--- Material for this task ---

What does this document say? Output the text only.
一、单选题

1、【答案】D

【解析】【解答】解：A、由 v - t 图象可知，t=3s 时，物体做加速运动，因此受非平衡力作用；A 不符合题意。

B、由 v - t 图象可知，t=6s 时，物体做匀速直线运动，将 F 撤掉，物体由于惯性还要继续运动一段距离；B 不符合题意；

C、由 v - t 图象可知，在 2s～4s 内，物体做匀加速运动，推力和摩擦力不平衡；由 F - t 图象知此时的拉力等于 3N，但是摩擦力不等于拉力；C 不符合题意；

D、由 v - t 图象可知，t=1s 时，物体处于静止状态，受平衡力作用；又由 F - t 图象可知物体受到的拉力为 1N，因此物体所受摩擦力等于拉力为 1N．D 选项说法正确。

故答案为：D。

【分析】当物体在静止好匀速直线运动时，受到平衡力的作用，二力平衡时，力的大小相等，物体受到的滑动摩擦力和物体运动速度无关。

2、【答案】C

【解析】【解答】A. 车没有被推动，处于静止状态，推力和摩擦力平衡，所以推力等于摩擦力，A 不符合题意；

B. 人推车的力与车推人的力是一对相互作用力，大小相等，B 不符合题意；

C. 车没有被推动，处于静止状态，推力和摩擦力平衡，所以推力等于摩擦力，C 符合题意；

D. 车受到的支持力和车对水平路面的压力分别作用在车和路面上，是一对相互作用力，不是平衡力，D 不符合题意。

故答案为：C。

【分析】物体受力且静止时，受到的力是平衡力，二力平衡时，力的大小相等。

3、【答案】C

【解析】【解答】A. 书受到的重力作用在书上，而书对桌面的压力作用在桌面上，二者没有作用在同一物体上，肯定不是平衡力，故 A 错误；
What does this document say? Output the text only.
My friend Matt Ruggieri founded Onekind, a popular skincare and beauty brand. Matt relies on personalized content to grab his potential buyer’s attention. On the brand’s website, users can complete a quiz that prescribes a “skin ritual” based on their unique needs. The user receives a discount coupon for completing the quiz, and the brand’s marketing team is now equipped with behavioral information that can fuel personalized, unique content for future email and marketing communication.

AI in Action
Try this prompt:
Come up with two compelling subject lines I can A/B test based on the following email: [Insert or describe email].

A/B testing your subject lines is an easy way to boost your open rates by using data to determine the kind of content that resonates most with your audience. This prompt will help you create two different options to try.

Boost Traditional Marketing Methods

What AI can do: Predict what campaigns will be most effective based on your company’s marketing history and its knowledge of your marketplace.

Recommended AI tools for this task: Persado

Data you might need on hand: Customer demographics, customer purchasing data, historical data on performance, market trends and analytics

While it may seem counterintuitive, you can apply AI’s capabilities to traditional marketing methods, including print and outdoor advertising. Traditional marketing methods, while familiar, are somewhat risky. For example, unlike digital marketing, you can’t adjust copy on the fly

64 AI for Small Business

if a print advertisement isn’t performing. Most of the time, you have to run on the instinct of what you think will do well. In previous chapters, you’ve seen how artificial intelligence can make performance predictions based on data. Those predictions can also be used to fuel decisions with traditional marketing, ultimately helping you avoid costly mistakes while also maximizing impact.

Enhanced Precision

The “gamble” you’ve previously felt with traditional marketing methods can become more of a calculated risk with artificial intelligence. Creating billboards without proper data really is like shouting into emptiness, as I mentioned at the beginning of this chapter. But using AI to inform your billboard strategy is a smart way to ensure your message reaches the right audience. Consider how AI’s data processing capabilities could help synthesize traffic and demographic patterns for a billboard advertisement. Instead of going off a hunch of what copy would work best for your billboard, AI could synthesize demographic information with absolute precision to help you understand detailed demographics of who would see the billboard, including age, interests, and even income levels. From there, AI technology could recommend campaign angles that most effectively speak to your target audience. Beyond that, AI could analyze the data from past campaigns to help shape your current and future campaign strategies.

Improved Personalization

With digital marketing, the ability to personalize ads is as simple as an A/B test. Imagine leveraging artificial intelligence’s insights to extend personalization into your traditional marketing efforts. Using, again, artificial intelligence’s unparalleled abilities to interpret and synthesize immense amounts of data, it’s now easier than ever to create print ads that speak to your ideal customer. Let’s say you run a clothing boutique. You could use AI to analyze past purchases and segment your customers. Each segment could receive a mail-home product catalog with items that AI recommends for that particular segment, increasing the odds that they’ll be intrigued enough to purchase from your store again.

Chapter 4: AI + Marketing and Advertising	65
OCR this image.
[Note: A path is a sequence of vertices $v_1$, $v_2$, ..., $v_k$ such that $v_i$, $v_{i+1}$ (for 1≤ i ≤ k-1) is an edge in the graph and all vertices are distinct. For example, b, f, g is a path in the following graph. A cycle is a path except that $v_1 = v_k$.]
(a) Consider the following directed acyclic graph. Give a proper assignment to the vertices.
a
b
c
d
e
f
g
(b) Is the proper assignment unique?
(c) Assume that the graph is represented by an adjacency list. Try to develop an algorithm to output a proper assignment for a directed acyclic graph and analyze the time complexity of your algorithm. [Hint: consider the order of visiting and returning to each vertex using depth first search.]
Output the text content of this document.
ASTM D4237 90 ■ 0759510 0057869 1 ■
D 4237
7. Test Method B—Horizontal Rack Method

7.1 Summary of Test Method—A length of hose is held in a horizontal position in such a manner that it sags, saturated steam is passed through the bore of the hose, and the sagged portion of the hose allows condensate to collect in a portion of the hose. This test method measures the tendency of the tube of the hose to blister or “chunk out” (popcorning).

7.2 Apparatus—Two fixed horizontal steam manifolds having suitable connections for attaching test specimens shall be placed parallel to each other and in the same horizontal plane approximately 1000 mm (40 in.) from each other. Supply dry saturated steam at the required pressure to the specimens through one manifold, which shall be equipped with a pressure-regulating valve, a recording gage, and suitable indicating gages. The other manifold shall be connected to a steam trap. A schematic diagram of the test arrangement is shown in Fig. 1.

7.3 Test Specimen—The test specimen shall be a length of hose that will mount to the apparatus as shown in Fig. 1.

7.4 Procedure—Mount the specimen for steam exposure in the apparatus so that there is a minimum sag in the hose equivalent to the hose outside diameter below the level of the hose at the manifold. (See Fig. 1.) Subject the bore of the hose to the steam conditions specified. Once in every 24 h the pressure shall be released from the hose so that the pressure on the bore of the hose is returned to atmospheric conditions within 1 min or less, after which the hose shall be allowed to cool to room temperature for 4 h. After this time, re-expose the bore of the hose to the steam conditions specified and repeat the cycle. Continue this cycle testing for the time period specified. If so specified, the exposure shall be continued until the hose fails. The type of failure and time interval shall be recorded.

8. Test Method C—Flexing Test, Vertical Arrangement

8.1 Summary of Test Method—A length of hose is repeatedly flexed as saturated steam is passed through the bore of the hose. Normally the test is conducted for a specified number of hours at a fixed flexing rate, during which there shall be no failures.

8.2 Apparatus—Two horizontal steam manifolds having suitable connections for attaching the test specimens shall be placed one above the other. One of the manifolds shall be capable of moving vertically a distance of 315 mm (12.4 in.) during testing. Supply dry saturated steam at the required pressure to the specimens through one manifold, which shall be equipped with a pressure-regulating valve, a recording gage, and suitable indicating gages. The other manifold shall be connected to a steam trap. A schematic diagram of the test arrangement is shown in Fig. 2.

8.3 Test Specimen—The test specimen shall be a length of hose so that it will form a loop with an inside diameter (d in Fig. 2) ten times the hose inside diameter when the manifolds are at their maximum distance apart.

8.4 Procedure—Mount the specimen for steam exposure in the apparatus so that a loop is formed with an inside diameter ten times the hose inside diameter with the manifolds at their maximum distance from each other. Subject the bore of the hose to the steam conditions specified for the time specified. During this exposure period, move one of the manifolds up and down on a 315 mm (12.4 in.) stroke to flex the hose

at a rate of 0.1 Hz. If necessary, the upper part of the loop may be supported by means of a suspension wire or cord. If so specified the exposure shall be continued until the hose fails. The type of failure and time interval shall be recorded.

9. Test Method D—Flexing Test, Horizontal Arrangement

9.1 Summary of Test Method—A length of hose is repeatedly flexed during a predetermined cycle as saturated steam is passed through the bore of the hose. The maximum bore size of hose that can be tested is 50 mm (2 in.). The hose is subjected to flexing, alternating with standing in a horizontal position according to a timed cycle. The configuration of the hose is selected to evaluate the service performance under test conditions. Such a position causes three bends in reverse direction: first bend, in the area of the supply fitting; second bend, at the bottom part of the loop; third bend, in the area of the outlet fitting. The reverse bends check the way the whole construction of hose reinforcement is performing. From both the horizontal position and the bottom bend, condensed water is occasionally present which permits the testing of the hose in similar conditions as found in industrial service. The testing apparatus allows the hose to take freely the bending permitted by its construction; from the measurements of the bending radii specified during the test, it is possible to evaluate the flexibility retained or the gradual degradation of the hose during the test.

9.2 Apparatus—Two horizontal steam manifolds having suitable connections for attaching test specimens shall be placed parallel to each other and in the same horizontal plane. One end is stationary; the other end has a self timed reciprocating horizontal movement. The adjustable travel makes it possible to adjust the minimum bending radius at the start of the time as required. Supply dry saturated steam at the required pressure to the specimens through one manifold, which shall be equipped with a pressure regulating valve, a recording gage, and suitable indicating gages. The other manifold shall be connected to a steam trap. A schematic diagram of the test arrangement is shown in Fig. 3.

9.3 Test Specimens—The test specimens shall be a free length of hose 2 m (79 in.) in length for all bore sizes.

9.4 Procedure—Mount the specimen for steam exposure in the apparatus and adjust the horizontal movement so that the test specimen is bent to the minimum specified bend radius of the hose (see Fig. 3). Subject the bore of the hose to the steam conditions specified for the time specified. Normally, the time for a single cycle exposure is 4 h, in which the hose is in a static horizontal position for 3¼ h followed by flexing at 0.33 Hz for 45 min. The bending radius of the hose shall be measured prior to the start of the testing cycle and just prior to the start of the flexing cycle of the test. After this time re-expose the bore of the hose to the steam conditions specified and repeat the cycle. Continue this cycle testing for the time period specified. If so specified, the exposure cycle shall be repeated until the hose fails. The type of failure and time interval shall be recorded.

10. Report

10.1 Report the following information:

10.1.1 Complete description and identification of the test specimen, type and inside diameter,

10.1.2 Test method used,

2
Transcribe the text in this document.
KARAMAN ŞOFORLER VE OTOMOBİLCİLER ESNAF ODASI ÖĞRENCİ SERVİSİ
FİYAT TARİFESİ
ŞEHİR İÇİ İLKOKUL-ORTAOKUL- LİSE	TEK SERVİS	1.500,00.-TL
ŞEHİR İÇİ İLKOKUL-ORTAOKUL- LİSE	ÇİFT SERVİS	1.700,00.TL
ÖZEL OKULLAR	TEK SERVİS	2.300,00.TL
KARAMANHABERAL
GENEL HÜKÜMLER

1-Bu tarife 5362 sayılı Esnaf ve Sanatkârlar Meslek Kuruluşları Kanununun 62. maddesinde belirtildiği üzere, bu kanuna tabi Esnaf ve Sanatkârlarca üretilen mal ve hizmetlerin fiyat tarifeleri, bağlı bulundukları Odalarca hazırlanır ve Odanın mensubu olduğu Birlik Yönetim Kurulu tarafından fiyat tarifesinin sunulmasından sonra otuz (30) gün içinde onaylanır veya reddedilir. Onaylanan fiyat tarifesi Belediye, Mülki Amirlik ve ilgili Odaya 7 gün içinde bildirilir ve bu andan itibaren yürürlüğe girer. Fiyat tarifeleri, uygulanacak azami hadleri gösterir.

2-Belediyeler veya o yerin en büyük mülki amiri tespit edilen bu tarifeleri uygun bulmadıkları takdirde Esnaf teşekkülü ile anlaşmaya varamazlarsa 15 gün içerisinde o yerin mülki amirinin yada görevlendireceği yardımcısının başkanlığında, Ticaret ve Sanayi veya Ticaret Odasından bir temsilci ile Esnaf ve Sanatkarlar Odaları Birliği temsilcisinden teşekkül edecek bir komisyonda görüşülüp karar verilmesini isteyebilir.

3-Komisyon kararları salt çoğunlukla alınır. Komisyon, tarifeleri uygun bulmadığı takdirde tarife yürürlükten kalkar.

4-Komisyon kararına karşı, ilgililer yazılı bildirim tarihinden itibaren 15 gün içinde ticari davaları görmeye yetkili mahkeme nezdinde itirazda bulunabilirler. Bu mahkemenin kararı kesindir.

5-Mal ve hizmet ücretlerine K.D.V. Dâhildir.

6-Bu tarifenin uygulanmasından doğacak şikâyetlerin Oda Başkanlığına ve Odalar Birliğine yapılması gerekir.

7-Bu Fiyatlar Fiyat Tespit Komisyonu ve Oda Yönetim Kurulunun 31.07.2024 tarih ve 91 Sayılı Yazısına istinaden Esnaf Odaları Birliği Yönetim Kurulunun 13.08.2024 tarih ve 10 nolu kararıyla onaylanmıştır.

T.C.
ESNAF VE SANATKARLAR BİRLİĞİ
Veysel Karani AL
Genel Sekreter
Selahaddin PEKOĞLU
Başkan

---

> **Task prompt**: Copy down every line of the entries containing the word "ŞEHİR".

> **Reply to the task**:
ŞEHİR İÇİ İLKOKUL-ORTAOKUL- LİSE	TEK SERVİS	1.500,00.-TL
ŞEHİR İÇİ İLKOKUL-ORTAOKUL- LİSE	ÇİFT SERVİS	1.700,00.TL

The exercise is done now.